Entries taken from a collection
★ ★ ★

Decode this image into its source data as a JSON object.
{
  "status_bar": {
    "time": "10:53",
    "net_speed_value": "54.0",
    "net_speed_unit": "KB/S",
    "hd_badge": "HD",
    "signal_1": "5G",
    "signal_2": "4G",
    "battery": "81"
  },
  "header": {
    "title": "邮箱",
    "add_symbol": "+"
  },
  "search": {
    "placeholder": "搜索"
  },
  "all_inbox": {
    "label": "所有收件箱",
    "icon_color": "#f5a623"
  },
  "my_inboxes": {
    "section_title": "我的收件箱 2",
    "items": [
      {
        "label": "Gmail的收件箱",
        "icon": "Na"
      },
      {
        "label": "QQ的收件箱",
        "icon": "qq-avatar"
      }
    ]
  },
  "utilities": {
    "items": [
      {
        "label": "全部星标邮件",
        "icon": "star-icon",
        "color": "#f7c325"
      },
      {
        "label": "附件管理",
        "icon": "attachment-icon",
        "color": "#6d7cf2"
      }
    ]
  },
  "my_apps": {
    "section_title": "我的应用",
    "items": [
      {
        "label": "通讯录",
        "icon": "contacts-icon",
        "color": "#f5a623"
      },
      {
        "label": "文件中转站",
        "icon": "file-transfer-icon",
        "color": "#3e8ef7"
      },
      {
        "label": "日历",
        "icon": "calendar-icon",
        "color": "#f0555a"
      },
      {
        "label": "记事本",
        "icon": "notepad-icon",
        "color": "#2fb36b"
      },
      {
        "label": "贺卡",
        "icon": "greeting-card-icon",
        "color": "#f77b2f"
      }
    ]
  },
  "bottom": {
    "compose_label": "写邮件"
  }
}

★ ★ ★

DIRECTION
Can you reproduce all the material exactly?

WORKED ANSWER
Decode this image into its source data as a JSON object.
{
  "status_bar": {
    "time": "10:53",
    "net_speed_value": "54.0",
    "net_speed_unit": "KB/S",
    "hd_badge": "HD",
    "signal_1": "5G",
    "signal_2": "4G",
    "battery": "81"
  },
  "header": {
    "title": "邮箱",
    "add_symbol": "+"
  },
  "search": {
    "placeholder": "搜索"
  },
  "all_inbox": {
    "label": "所有收件箱",
    "icon_color": "#f5a623"
  },
  "my_inboxes": {
    "section_title": "我的收件箱 2",
    "items": [
      {
        "label": "Gmail的收件箱",
        "icon": "Na"
      },
      {
        "label": "QQ的收件箱",
        "icon": "qq-avatar"
      }
    ]
  },
  "utilities": {
    "items": [
      {
        "label": "全部星标邮件",
        "icon": "star-icon",
        "color": "#f7c325"
      },
      {
        "label": "附件管理",
        "icon": "attachment-icon",
        "color": "#6d7cf2"
      }
    ]
  },
  "my_apps": {
    "section_title": "我的应用",
    "items": [
      {
        "label": "通讯录",
        "icon": "contacts-icon",
        "color": "#f5a623"
      },
      {
        "label": "文件中转站",
        "icon": "file-transfer-icon",
        "color": "#3e8ef7"
      },
      {
        "label": "日历",
        "icon": "calendar-icon",
        "color": "#f0555a"
      },
      {
        "label": "记事本",
        "icon": "notepad-icon",
        "color": "#2fb36b"
      },
      {
        "label": "贺卡",
        "icon": "greeting-card-icon",
        "color": "#f77b2f"
      }
    ]
  },
  "bottom": {
    "compose_label": "写邮件"
  }
}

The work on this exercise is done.